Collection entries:

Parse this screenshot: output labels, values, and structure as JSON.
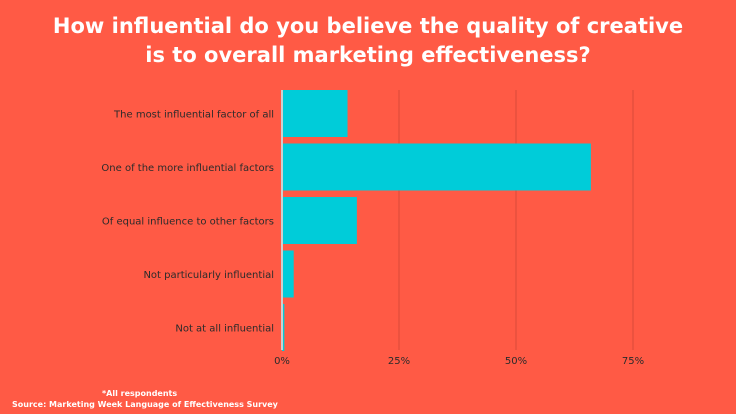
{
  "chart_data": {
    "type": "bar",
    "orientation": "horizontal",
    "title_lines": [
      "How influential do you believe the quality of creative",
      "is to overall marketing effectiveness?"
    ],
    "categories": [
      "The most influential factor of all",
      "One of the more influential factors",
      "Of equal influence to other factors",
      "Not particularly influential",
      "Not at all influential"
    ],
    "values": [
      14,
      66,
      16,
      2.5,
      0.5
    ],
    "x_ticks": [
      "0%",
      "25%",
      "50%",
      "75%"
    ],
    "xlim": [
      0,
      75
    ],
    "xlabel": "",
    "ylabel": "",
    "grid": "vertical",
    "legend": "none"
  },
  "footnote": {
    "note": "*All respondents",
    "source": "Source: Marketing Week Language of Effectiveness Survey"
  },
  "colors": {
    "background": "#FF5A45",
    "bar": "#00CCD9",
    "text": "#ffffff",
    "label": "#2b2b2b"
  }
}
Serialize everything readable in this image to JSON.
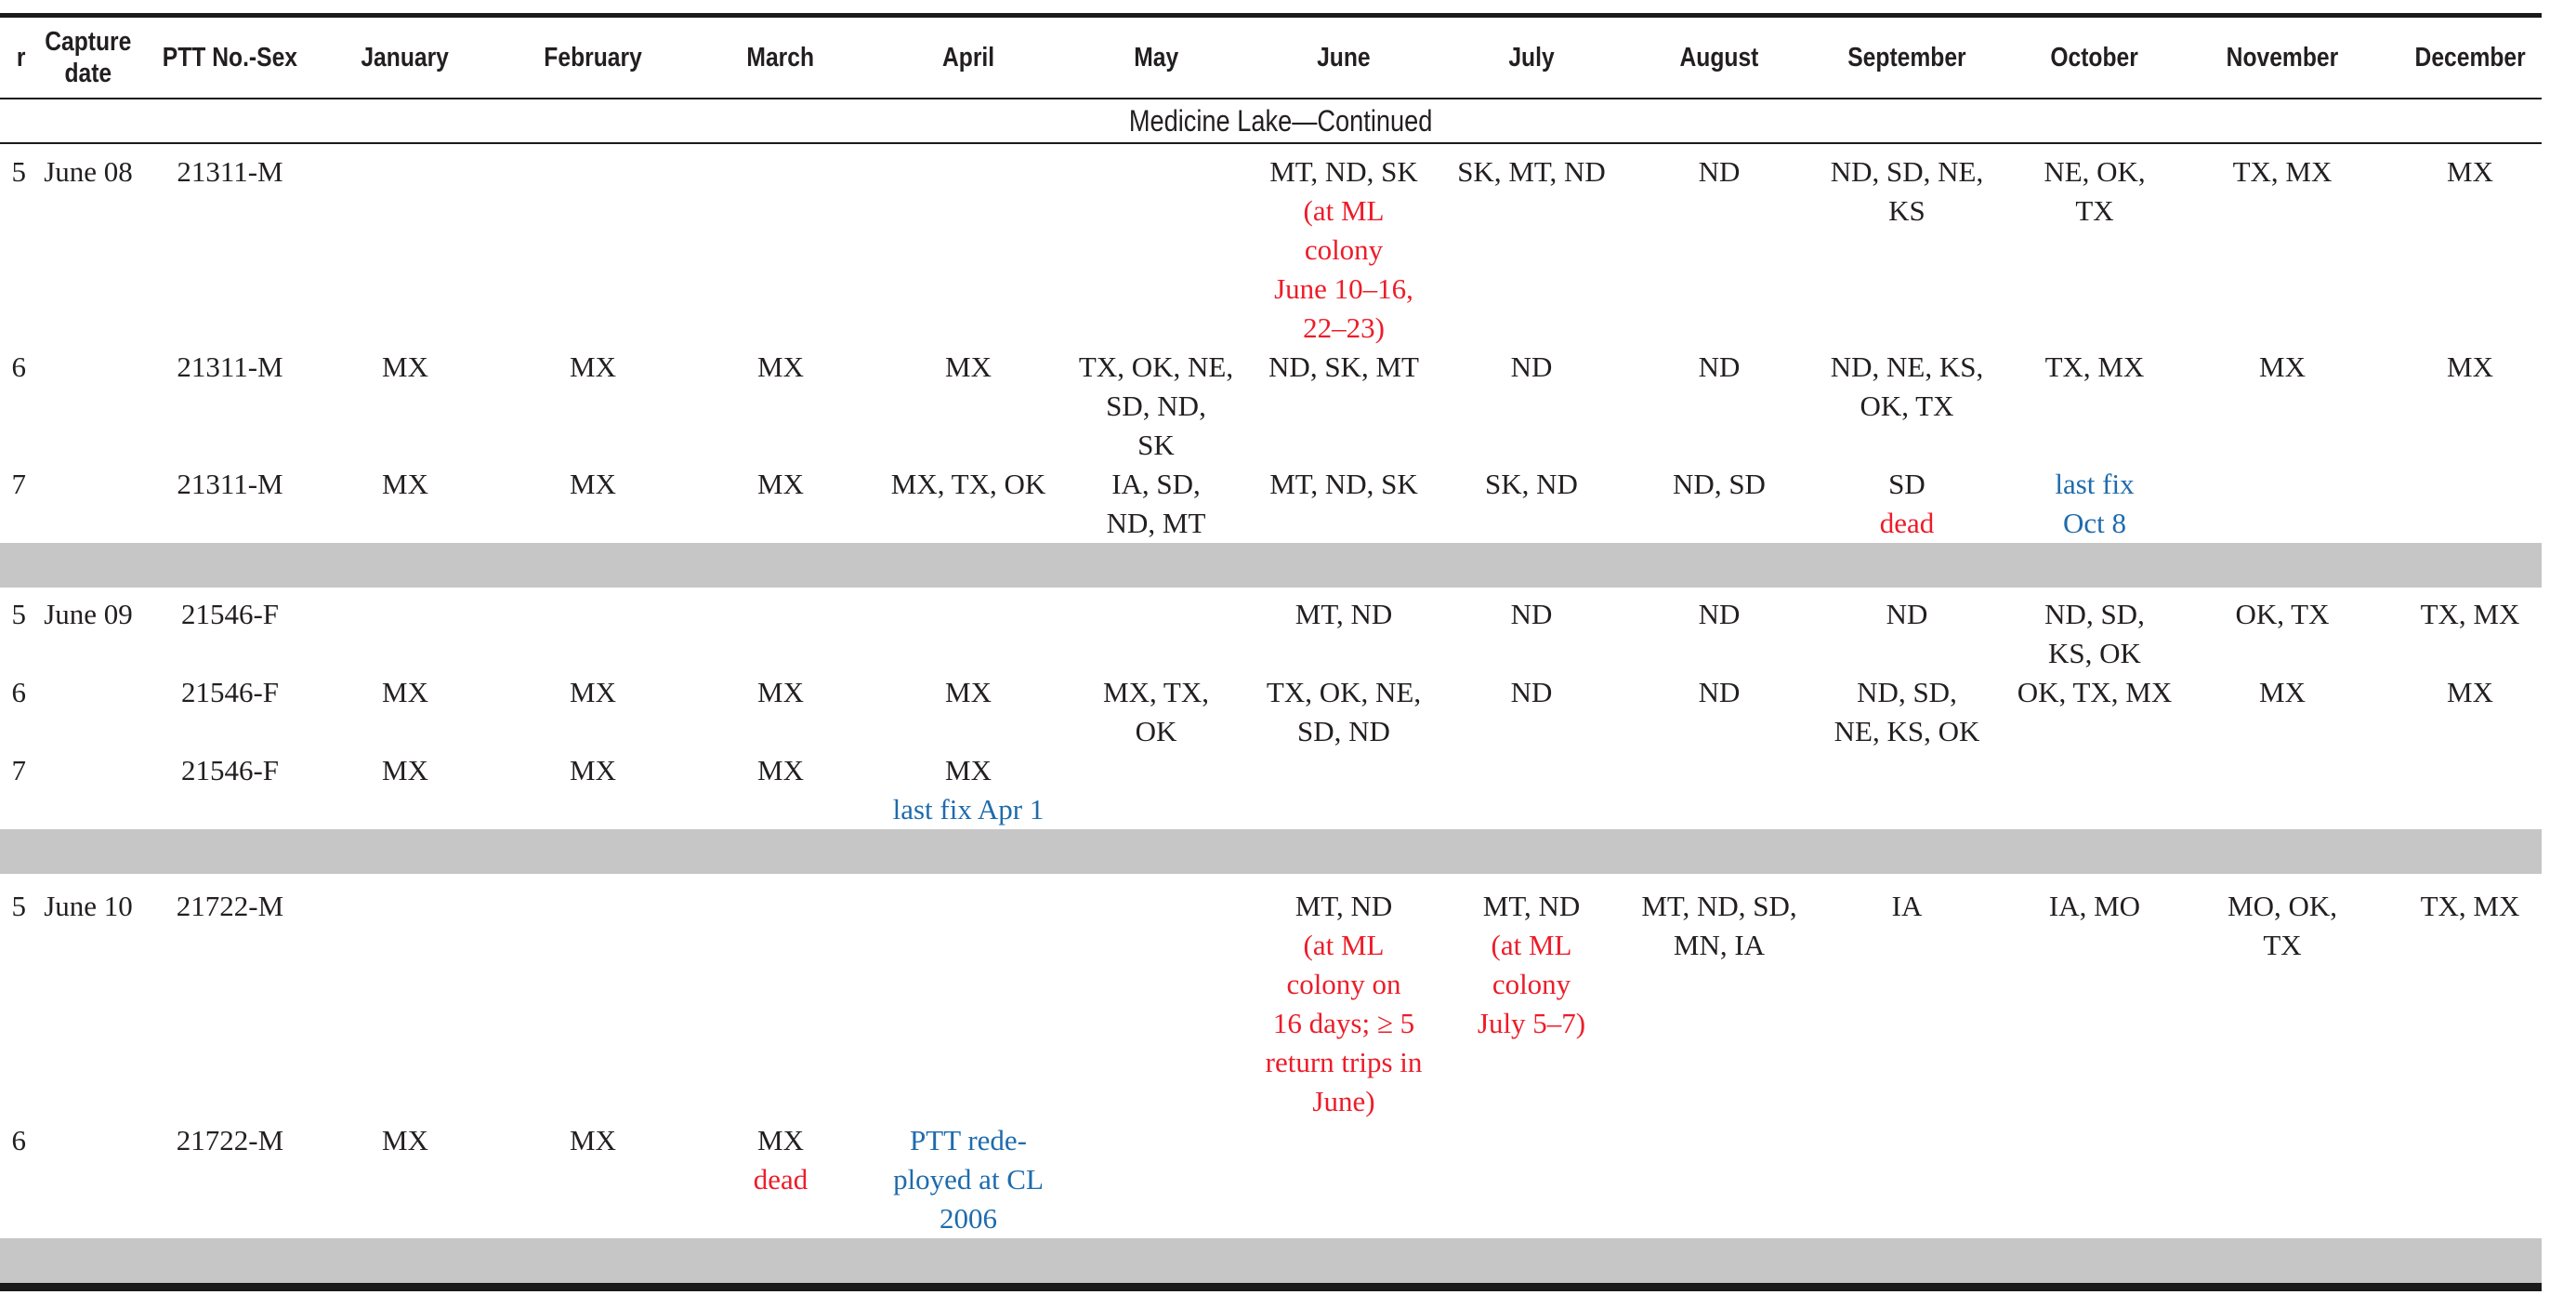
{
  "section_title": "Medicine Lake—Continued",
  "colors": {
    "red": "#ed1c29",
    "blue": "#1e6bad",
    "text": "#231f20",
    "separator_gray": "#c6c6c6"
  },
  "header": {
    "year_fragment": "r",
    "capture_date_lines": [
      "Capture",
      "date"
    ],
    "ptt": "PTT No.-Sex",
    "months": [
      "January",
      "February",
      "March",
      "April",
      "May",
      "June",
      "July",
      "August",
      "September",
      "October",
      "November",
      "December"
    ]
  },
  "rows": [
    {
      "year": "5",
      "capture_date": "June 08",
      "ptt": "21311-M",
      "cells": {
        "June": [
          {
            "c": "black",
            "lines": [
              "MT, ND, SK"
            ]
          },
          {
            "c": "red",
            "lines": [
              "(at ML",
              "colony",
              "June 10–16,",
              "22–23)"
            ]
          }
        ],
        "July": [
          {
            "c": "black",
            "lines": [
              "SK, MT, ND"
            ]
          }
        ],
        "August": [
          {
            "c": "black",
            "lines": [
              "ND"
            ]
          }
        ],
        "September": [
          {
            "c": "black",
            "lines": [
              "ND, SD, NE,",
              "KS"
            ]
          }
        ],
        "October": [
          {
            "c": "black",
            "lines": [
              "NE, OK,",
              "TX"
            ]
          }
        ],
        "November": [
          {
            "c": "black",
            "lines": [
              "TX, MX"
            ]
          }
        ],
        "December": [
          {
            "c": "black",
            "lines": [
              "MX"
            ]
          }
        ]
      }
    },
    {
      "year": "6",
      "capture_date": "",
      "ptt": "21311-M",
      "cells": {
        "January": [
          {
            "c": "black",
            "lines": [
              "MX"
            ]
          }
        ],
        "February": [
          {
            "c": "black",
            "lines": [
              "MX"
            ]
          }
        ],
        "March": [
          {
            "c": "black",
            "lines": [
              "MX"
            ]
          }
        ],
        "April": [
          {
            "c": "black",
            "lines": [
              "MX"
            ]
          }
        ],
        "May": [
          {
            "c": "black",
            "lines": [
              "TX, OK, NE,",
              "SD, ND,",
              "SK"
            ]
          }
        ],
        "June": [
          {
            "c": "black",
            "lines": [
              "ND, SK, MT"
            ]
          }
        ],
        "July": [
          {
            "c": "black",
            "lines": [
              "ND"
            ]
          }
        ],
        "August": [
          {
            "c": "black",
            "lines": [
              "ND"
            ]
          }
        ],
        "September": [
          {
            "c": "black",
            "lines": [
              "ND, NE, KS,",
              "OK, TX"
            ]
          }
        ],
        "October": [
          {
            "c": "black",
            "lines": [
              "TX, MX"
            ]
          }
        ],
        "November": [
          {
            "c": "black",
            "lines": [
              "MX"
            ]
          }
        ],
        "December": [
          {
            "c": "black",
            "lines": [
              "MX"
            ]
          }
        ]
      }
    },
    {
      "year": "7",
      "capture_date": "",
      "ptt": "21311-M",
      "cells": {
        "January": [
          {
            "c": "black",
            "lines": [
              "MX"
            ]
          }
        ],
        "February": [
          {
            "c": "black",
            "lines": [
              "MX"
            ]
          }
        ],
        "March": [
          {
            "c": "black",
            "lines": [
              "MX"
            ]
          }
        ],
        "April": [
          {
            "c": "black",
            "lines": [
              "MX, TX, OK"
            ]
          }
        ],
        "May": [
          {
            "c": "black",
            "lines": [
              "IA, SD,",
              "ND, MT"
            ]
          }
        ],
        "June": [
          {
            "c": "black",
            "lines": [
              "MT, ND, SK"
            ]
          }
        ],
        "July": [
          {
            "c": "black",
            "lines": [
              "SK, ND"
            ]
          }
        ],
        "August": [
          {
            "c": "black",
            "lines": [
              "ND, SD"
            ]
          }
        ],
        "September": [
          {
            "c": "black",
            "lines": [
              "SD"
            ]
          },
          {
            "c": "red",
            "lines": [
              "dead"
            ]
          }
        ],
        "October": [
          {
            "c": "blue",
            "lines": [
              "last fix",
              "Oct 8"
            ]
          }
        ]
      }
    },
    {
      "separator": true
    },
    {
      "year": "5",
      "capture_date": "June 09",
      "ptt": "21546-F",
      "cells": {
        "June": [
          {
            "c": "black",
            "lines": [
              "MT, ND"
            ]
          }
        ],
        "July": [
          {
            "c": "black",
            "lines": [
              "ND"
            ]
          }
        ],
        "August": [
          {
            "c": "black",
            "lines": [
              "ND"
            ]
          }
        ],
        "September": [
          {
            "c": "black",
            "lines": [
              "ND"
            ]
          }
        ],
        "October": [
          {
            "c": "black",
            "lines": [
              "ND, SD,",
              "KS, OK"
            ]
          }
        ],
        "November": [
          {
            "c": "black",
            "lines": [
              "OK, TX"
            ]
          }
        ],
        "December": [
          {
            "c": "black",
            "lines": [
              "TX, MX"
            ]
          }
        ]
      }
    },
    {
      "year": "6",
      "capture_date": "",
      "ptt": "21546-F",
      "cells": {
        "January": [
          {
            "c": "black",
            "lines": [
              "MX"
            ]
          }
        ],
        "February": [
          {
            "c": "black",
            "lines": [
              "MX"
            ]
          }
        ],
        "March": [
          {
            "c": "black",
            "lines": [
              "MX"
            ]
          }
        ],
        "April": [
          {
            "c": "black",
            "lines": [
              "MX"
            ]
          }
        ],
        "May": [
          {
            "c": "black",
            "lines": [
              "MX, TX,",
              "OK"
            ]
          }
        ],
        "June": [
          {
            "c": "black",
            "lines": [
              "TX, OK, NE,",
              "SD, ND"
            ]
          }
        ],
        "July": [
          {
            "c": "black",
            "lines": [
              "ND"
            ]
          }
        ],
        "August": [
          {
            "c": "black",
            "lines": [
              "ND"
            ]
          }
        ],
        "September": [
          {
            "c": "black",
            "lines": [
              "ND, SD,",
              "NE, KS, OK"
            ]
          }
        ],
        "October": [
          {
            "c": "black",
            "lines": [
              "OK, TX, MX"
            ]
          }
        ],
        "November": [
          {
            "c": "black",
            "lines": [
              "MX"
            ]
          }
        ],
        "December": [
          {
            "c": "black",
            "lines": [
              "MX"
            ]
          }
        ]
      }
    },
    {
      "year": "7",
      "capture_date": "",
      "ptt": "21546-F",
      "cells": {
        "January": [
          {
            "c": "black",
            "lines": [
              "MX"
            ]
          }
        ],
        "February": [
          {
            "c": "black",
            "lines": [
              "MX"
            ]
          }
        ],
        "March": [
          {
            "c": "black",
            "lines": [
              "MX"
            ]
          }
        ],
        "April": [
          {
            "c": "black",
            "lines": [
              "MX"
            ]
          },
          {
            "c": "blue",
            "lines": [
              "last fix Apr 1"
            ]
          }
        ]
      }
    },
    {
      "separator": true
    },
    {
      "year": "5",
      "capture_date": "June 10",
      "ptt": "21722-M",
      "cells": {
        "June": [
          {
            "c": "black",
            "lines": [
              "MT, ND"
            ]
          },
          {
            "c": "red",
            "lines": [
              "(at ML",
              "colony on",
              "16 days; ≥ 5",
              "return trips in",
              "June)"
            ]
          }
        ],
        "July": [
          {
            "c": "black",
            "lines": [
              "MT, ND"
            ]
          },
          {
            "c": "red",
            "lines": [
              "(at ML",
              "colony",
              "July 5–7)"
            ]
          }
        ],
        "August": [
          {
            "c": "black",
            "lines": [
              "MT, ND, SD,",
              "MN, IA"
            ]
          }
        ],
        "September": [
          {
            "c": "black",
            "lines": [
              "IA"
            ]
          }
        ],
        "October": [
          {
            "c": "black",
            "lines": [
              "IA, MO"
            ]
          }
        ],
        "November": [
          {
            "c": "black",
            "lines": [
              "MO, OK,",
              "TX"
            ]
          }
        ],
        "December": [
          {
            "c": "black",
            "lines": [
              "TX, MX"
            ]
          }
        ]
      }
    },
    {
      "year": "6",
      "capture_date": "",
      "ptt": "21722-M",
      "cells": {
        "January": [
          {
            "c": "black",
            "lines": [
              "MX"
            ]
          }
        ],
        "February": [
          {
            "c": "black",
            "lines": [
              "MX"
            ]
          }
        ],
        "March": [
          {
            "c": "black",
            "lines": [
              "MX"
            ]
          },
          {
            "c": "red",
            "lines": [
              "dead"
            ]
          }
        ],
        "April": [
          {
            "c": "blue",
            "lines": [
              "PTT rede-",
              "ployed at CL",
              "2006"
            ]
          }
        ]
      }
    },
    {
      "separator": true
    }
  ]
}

**WHAT THE EXERCISE ASKS**
Search the lines for "JSON". Copy each line that has it.

**FINISHED TASK**
Parse this screenshot: output labels, values, and structure as JSON.
Serialize everything readable in this image to JSON.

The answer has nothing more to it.